Information provided:
--------------------------------
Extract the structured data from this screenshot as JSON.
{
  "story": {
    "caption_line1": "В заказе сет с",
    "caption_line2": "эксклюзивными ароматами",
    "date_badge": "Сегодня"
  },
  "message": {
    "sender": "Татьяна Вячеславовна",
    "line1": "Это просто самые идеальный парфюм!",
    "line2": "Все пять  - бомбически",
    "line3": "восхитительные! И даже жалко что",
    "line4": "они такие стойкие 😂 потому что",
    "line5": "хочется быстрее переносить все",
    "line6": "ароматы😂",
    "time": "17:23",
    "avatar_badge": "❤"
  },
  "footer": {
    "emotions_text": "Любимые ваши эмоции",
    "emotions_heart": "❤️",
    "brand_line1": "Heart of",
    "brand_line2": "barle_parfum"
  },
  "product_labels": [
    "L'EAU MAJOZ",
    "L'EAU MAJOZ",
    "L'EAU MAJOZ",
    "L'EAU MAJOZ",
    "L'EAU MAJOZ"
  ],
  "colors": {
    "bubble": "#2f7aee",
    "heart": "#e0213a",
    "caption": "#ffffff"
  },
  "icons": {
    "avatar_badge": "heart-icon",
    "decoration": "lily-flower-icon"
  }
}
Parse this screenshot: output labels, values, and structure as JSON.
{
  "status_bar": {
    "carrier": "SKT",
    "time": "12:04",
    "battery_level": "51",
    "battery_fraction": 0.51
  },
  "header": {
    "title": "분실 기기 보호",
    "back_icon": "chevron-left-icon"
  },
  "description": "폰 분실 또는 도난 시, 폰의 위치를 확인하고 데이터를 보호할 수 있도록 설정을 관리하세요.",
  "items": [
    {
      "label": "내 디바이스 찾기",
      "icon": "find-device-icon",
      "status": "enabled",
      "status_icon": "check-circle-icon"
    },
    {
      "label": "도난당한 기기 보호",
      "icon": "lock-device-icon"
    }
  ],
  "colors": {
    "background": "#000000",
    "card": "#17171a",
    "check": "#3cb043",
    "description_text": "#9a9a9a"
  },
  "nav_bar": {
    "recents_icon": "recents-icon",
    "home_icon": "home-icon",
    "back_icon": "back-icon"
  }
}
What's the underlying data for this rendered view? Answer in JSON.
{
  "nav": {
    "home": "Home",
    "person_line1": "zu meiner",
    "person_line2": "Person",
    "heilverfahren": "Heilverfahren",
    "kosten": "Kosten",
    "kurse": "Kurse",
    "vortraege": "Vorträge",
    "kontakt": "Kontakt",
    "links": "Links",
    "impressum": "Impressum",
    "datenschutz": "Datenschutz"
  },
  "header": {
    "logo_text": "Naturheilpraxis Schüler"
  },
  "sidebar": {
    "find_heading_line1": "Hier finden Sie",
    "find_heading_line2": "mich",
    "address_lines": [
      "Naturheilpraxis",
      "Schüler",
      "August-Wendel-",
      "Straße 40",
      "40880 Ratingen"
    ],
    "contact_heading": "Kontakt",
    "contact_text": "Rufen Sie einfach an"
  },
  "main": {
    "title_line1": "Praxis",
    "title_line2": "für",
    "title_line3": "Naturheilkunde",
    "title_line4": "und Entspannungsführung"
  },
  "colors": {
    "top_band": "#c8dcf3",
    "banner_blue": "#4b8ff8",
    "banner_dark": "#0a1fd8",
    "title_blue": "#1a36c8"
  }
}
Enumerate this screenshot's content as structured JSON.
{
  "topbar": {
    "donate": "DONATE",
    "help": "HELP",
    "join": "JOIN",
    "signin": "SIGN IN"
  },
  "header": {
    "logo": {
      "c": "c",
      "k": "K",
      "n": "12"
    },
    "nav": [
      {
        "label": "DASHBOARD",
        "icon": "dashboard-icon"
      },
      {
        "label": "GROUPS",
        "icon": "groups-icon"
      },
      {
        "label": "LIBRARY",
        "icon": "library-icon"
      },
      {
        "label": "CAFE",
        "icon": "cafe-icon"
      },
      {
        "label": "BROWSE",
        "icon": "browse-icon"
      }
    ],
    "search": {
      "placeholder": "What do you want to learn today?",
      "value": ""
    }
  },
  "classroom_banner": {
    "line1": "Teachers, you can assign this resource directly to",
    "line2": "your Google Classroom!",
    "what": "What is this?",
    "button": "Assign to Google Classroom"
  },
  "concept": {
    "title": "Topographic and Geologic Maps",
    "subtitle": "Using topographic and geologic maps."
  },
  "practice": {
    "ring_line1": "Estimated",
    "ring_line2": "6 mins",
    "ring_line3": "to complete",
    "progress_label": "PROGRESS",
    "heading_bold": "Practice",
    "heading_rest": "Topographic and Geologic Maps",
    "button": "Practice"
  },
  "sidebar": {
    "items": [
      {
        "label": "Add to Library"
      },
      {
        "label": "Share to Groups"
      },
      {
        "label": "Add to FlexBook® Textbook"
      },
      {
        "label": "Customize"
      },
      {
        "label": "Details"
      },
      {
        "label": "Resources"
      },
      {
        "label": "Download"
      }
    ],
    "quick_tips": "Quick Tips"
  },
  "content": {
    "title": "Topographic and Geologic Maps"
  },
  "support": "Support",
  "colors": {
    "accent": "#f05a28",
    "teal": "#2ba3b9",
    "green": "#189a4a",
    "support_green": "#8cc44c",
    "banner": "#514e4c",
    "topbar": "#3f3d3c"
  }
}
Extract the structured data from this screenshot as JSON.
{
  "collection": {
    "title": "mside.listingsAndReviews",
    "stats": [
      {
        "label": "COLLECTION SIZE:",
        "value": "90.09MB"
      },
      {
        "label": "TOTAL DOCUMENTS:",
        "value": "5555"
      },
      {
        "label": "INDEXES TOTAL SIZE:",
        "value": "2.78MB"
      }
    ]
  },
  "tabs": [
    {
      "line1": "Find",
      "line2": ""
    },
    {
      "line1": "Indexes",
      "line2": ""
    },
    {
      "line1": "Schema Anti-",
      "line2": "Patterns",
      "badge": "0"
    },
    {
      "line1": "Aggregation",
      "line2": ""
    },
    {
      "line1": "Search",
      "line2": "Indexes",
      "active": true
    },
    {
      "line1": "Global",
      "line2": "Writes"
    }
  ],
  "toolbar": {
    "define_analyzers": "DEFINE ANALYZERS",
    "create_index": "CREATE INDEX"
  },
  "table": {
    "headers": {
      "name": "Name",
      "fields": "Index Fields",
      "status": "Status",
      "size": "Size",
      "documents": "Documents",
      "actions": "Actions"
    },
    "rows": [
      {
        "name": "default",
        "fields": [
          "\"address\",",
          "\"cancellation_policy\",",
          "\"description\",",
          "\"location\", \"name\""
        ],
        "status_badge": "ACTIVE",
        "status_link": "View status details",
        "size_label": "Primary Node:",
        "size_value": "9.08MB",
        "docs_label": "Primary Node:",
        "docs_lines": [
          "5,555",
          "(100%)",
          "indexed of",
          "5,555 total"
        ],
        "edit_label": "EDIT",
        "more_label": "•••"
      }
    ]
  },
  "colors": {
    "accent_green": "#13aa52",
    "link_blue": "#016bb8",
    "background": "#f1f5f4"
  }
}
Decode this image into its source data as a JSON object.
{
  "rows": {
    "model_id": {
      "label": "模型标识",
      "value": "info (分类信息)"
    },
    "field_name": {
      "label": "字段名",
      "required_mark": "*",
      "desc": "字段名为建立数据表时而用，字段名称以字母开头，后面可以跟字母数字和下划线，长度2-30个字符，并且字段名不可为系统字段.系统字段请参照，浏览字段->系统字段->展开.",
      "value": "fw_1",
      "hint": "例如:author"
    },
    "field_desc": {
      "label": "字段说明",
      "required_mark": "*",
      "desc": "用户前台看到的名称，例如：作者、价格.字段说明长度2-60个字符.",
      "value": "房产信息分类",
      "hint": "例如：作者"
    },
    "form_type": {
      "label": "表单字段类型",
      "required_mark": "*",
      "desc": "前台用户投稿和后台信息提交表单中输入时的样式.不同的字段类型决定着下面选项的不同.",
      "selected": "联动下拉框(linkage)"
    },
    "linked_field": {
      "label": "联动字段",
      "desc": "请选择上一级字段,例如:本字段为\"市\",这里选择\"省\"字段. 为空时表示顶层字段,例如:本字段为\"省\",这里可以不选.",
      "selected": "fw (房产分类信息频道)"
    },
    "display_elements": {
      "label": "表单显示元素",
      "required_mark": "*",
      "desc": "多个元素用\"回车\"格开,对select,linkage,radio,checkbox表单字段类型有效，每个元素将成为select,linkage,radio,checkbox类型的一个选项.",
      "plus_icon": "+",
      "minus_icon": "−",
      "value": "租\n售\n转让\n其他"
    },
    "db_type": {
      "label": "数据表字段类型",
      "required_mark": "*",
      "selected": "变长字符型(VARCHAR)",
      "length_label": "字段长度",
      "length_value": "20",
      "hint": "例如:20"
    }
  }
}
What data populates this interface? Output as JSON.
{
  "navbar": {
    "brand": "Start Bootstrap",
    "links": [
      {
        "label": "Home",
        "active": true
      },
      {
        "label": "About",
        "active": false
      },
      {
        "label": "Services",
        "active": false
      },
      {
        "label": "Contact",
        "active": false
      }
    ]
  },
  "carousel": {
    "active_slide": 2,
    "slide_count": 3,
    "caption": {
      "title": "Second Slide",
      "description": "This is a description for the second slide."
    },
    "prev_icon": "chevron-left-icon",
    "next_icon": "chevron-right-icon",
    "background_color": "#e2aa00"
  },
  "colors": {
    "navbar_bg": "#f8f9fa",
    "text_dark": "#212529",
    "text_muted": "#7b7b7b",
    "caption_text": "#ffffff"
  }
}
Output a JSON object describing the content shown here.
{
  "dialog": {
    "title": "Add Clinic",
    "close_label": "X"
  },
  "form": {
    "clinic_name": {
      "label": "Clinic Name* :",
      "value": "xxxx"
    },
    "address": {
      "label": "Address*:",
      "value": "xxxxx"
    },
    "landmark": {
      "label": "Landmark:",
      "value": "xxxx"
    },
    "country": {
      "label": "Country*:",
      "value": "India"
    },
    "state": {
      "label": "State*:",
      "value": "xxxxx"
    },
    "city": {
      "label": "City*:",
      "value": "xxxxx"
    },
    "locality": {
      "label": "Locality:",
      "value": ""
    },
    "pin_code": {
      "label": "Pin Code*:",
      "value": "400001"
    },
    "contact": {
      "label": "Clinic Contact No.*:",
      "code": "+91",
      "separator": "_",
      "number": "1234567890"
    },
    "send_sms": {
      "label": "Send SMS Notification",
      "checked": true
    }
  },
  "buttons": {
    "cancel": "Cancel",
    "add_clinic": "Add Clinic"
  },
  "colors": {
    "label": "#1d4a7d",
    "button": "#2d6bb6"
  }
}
--------------------------------
Prompt:
Repeat exactly, and only, the lines of the records above, starting with the line that contains "Output a JSON" and ending with the final line, both included.

Output below:
Output a JSON object describing the content shown here.
{
  "dialog": {
    "title": "Add Clinic",
    "close_label": "X"
  },
  "form": {
    "clinic_name": {
      "label": "Clinic Name* :",
      "value": "xxxx"
    },
    "address": {
      "label": "Address*:",
      "value": "xxxxx"
    },
    "landmark": {
      "label": "Landmark:",
      "value": "xxxx"
    },
    "country": {
      "label": "Country*:",
      "value": "India"
    },
    "state": {
      "label": "State*:",
      "value": "xxxxx"
    },
    "city": {
      "label": "City*:",
      "value": "xxxxx"
    },
    "locality": {
      "label": "Locality:",
      "value": ""
    },
    "pin_code": {
      "label": "Pin Code*:",
      "value": "400001"
    },
    "contact": {
      "label": "Clinic Contact No.*:",
      "code": "+91",
      "separator": "_",
      "number": "1234567890"
    },
    "send_sms": {
      "label": "Send SMS Notification",
      "checked": true
    }
  },
  "buttons": {
    "cancel": "Cancel",
    "add_clinic": "Add Clinic"
  },
  "colors": {
    "label": "#1d4a7d",
    "button": "#2d6bb6"
  }
}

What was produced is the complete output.